# [Consegna 1]
Riassumi in due frasi il testo sui titoli edilizi ottenuti con false rappresentazioni.
# [Consegna 2]
Cita dal testo sui titoli edilizi ottenuti con false rappresentazioni il passo che parte dalle parole "Il presente scritto" e si chiude dopo le parole "sussistente in re ipsa.".
# [Consegna 3]
Prosegui il testo sui titoli edilizi ottenuti con false rappresentazioni a partire dal punto in cui si interrompe.

#### Sezione del documento

Titoli edilizi e false rappresentazioni

Il presente scritto si pone il fine di analizzare il caso, non infrequente, di un titolo edilizio ottenuto in base a false rappresentazioni.

 Ebbene la giurisprudenza del Consiglio di Stato è  costante nel ritenere che, quando un titolo abilitativo sia stato ottenuto dall’interessato in base ad una falsa o comunque erronea rappresentazione della realtà sia consentito all’Amministrazione di esercitare il proprio potere di autotutela ritirando l’atto stesso, senza necessità di esternare alcuna particolare ragione di pubblico interesse, che, in tale ipotesi, deve ritenersi sussistente in re ipsa.

########
#### Estratto dei dati

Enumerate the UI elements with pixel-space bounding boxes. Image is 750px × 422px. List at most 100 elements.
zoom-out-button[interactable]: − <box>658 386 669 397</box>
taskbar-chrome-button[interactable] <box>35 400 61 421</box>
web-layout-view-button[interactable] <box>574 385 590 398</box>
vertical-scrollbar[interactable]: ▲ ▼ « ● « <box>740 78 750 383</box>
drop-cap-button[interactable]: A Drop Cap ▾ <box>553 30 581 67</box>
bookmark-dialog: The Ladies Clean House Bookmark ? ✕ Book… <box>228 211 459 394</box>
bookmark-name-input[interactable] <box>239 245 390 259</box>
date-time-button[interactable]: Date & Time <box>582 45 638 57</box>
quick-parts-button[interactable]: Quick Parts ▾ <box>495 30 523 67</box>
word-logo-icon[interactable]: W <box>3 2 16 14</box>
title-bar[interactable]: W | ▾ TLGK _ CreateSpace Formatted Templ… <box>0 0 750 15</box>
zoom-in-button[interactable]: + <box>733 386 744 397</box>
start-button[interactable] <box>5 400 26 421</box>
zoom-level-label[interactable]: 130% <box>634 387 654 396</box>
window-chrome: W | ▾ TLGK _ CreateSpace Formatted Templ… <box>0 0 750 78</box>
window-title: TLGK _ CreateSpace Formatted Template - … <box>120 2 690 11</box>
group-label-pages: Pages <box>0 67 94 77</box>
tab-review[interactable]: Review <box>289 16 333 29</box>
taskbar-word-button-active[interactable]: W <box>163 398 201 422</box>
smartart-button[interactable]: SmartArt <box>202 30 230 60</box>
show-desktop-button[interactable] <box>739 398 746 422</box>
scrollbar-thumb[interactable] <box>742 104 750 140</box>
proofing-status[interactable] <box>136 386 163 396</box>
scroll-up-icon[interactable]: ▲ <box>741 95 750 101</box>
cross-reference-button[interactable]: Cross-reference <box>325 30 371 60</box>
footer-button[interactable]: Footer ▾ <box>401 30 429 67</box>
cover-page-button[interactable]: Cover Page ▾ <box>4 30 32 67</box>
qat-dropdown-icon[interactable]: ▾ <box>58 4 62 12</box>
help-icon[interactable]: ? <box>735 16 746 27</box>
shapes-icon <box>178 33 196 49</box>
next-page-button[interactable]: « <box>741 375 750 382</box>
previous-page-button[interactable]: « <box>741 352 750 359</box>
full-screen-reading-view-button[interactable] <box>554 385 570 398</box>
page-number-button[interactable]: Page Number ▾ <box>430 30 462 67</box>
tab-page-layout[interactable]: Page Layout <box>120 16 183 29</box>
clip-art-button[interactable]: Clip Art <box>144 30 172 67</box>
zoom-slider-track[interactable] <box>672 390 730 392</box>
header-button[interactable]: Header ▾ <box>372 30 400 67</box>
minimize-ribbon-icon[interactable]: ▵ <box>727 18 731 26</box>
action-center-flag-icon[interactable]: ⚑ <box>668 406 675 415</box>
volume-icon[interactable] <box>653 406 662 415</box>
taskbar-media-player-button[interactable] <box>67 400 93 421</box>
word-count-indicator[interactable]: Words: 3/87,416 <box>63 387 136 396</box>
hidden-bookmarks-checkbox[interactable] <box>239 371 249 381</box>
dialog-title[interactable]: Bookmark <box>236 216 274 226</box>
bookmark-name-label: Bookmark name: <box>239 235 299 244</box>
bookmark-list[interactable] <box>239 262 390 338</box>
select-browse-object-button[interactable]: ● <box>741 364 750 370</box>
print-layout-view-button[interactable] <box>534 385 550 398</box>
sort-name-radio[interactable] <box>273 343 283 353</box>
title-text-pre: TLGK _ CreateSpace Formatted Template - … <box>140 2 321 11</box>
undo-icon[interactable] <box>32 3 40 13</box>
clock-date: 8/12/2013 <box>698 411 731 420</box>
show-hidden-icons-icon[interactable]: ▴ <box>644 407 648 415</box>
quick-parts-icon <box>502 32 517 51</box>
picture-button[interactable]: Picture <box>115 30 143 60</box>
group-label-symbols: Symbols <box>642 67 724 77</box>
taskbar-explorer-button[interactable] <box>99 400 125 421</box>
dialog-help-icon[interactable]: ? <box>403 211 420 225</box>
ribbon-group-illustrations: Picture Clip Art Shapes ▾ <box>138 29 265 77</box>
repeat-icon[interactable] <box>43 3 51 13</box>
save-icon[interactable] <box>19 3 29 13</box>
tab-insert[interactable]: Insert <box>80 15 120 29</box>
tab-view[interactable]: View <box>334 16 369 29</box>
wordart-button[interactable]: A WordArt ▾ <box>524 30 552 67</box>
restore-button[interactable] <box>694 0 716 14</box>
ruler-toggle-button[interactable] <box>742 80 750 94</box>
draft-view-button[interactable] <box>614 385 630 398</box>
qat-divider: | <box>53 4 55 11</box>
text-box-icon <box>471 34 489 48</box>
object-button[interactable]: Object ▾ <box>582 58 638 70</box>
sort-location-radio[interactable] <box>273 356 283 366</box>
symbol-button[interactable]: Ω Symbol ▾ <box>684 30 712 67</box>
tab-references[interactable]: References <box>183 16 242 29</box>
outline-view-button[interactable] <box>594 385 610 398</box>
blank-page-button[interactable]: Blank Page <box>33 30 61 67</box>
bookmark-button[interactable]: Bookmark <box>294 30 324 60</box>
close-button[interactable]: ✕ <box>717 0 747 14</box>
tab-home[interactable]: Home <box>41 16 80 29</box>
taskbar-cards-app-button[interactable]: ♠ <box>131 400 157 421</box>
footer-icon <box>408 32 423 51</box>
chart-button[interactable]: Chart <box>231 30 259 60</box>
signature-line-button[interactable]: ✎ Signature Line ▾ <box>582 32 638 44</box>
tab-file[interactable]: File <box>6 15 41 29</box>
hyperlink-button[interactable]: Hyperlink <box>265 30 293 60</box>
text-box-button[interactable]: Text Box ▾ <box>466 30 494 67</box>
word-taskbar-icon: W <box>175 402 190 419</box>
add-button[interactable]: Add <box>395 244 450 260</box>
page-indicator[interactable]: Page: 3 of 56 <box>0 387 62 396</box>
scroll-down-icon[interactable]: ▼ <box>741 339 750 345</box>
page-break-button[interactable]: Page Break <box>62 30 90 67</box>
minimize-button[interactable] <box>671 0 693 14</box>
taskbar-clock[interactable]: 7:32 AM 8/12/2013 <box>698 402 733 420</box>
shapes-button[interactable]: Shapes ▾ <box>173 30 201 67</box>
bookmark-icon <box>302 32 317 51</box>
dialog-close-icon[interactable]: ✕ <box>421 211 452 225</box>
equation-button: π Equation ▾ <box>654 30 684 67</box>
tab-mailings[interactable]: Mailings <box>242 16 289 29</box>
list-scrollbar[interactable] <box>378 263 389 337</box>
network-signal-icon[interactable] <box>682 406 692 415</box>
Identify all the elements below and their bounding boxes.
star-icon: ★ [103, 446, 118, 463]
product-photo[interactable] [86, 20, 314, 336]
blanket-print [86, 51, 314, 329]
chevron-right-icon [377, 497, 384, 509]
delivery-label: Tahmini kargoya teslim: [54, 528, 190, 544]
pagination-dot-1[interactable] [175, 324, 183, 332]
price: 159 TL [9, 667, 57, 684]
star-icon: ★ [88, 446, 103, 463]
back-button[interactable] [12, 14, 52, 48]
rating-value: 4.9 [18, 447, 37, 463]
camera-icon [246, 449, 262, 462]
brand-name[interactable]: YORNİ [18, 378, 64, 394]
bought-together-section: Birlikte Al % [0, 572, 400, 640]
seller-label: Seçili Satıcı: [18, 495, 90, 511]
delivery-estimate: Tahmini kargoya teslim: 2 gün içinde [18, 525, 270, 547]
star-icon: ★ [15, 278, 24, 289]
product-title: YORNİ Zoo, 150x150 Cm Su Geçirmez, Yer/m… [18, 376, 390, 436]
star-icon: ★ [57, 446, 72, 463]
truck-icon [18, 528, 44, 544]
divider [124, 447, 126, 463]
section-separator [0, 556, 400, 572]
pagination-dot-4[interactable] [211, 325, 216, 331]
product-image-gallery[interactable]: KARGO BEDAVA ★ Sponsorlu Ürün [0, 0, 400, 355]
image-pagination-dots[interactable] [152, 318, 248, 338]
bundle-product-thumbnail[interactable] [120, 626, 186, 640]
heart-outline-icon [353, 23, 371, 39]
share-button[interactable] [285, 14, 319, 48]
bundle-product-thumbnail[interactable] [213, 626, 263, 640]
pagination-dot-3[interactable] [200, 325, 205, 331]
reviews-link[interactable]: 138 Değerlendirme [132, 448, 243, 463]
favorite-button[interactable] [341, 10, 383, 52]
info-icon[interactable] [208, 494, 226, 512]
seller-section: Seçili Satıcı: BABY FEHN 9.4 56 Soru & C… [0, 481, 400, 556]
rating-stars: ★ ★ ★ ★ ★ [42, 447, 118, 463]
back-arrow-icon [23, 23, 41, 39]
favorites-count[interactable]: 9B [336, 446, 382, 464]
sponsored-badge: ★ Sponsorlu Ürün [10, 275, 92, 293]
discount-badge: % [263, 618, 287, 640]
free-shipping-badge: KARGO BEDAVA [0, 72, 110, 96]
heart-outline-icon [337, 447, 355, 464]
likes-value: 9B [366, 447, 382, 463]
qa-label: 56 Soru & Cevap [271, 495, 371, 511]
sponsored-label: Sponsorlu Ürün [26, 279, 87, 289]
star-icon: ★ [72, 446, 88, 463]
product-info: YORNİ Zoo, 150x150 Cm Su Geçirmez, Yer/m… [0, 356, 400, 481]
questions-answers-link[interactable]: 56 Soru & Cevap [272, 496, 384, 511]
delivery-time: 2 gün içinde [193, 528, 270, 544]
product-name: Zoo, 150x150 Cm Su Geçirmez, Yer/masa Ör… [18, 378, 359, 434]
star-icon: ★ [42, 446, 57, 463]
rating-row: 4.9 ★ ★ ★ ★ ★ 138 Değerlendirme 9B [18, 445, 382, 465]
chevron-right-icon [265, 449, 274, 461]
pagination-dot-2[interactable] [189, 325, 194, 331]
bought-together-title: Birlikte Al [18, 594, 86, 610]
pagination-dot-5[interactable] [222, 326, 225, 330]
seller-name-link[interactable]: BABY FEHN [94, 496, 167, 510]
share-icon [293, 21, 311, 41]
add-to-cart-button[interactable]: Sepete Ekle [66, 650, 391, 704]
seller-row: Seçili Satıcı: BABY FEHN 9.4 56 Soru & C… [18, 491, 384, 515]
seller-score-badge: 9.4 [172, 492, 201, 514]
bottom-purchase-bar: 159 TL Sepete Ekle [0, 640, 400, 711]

########

# [Risultato 1]
Il testo si propone di analizzare il caso, non infrequente, di un titolo edilizio ottenuto sulla base di false rappresentazioni. Secondo la giurisprudenza costante del Consiglio di Stato, in questa ipotesi l'Amministrazione può ritirare l'atto in autotutela senza dover esternare una particolare ragione di pubblico interesse, che si ritiene sussistente in re ipsa.

# [Risultato 2]
Il presente scritto si pone il fine di analizzare il caso, non infrequente, di un titolo edilizio ottenuto in base a false rappresentazioni.

 Ebbene la giurisprudenza del Consiglio di Stato è  costante nel ritenere che, quando un titolo abilitativo sia stato ottenuto dall’interessato in base ad una falsa o comunque erronea rappresentazione della realtà sia consentito all’Amministrazione di esercitare il proprio potere di autotutela ritirando l’atto stesso, senza necessità di esternare alcuna particolare ragione di pubblico interesse, che, in tale ipotesi, deve ritenersi sussistente in re ipsa.

# [Risultato 3]
Sul punto non si può fare a meno di sottolineare come sia opinione comune che in materia di provvedimenti repressivi di abusi edilizi, trattandosi di atti natura dovuta e rigorosamente vincolata, la motivazione è adeguata e sufficiente quando contenga la descrizione delle opere abusive e la constatazione della loro abusività.

 La legittimità dell’ingiunzione demolitoria, infatti, richiede (unicamente)“l’affermazione della accertata abusività dell’opera, attraverso la descrizione delle opere, la constatazione della loro esecuzione in assenza del necessario titolo abilitativo e l’individuazione della norma applicata, ogni altra indicazione esulando dal contenuto tipico del provvedimento

Nel caso, poi, in cui la domanda di rilascio del permesso di costruire sia stata presentata da parte di precedente proprietario dell’area, l’affidamento legittimo dell’acquirente deve ritenersi escluso tutte le volte in cui il medesimo abbia comunque avuto contezza dell’errore o comunque quando, utilizzando la ordinaria diligenza allo stesso richiesta in quanto soggetto che intendeva ottenere il titolo edilizio, avrebbe potuto accorgersi del suddetto errore.